## EXERCISE INPUTS
--- start ---

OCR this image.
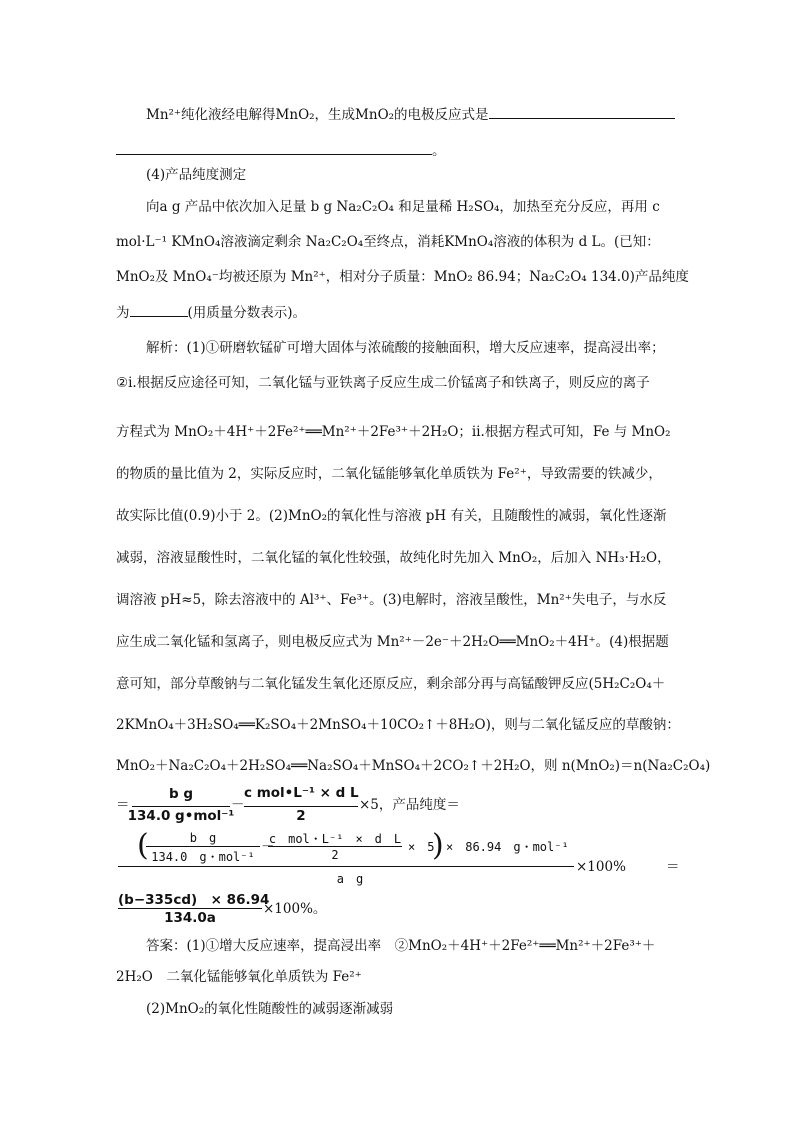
Mn²⁺纯化液经电解得MnO₂，生成MnO₂的电极反应式是
。
(4)产品纯度测定
向a g 产品中依次加入足量 b g Na₂C₂O₄ 和足量稀 H₂SO₄，加热至充分反应，再用 c
mol·L⁻¹ KMnO₄溶液滴定剩余 Na₂C₂O₄至终点，消耗KMnO₄溶液的体积为 d L。(已知：
MnO₂及 MnO₄⁻均被还原为 Mn²⁺，相对分子质量：MnO₂ 86.94；Na₂C₂O₄ 134.0)产品纯度
为	(用质量分数表示)。
解析：(1)①研磨软锰矿可增大固体与浓硫酸的接触面积，增大反应速率，提高浸出率；
②ⅰ.根据反应途径可知，二氧化锰与亚铁离子反应生成二价锰离子和铁离子，则反应的离子
方程式为 MnO₂＋4H⁺＋2Fe²⁺══Mn²⁺＋2Fe³⁺＋2H₂O；ⅱ.根据方程式可知，Fe 与 MnO₂
的物质的量比值为 2，实际反应时，二氧化锰能够氧化单质铁为 Fe²⁺，导致需要的铁减少，
故实际比值(0.9)小于 2。(2)MnO₂的氧化性与溶液 pH 有关，且随酸性的减弱，氧化性逐渐
减弱，溶液显酸性时，二氧化锰的氧化性较强，故纯化时先加入 MnO₂，后加入 NH₃·H₂O，
调溶液 pH≈5，除去溶液中的 Al³⁺、Fe³⁺。(3)电解时，溶液呈酸性，Mn²⁺失电子，与水反
应生成二氧化锰和氢离子，则电极反应式为 Mn²⁺－2e⁻＋2H₂O══MnO₂＋4H⁺。(4)根据题
意可知，部分草酸钠与二氧化锰发生氧化还原反应，剩余部分再与高锰酸钾反应(5H₂C₂O₄＋
2KMnO₄＋3H₂SO₄══K₂SO₄＋2MnSO₄＋10CO₂↑＋8H₂O)，则与二氧化锰反应的草酸钠：
MnO₂＋Na₂C₂O₄＋2H₂SO₄══Na₂SO₄＋MnSO₄＋2CO₂↑＋2H₂O，则 n(MnO₂)＝n(Na₂C₂O₄)
＝
b g
134.0 g•mol⁻¹
－
c mol•L⁻¹ × d L
2
×5，产品纯度＝
(	b　g
134.0　g・mol⁻¹
－
c　mol・L⁻¹　×　d　L
2
×　5
) ×　86.94　g・mol⁻¹
a　g
×100%	＝
(b−335cd)　× 86.94
134.0a
×100%。
答案：(1)①增大反应速率，提高浸出率　②MnO₂＋4H⁺＋2Fe²⁺══Mn²⁺＋2Fe³⁺＋
2H₂O　二氧化锰能够氧化单质铁为 Fe²⁺
(2)MnO₂的氧化性随酸性的减弱逐渐减弱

--- end ---

## WORK INSTRUCTIONS
Leave out the pictures and copy every record above exactly.

## OUTPUT OF THE EXERCISE
OCR this image.
Mn²⁺纯化液经电解得MnO₂，生成MnO₂的电极反应式是
。
(4)产品纯度测定
向a g 产品中依次加入足量 b g Na₂C₂O₄ 和足量稀 H₂SO₄，加热至充分反应，再用 c
mol·L⁻¹ KMnO₄溶液滴定剩余 Na₂C₂O₄至终点，消耗KMnO₄溶液的体积为 d L。(已知：
MnO₂及 MnO₄⁻均被还原为 Mn²⁺，相对分子质量：MnO₂ 86.94；Na₂C₂O₄ 134.0)产品纯度
为	(用质量分数表示)。
解析：(1)①研磨软锰矿可增大固体与浓硫酸的接触面积，增大反应速率，提高浸出率；
②ⅰ.根据反应途径可知，二氧化锰与亚铁离子反应生成二价锰离子和铁离子，则反应的离子
方程式为 MnO₂＋4H⁺＋2Fe²⁺══Mn²⁺＋2Fe³⁺＋2H₂O；ⅱ.根据方程式可知，Fe 与 MnO₂
的物质的量比值为 2，实际反应时，二氧化锰能够氧化单质铁为 Fe²⁺，导致需要的铁减少，
故实际比值(0.9)小于 2。(2)MnO₂的氧化性与溶液 pH 有关，且随酸性的减弱，氧化性逐渐
减弱，溶液显酸性时，二氧化锰的氧化性较强，故纯化时先加入 MnO₂，后加入 NH₃·H₂O，
调溶液 pH≈5，除去溶液中的 Al³⁺、Fe³⁺。(3)电解时，溶液呈酸性，Mn²⁺失电子，与水反
应生成二氧化锰和氢离子，则电极反应式为 Mn²⁺－2e⁻＋2H₂O══MnO₂＋4H⁺。(4)根据题
意可知，部分草酸钠与二氧化锰发生氧化还原反应，剩余部分再与高锰酸钾反应(5H₂C₂O₄＋
2KMnO₄＋3H₂SO₄══K₂SO₄＋2MnSO₄＋10CO₂↑＋8H₂O)，则与二氧化锰反应的草酸钠：
MnO₂＋Na₂C₂O₄＋2H₂SO₄══Na₂SO₄＋MnSO₄＋2CO₂↑＋2H₂O，则 n(MnO₂)＝n(Na₂C₂O₄)
＝
b g
134.0 g•mol⁻¹
－
c mol•L⁻¹ × d L
2
×5，产品纯度＝
(	b　g
134.0　g・mol⁻¹
－
c　mol・L⁻¹　×　d　L
2
×　5
) ×　86.94　g・mol⁻¹
a　g
×100%	＝
(b−335cd)　× 86.94
134.0a
×100%。
答案：(1)①增大反应速率，提高浸出率　②MnO₂＋4H⁺＋2Fe²⁺══Mn²⁺＋2Fe³⁺＋
2H₂O　二氧化锰能够氧化单质铁为 Fe²⁺
(2)MnO₂的氧化性随酸性的减弱逐渐减弱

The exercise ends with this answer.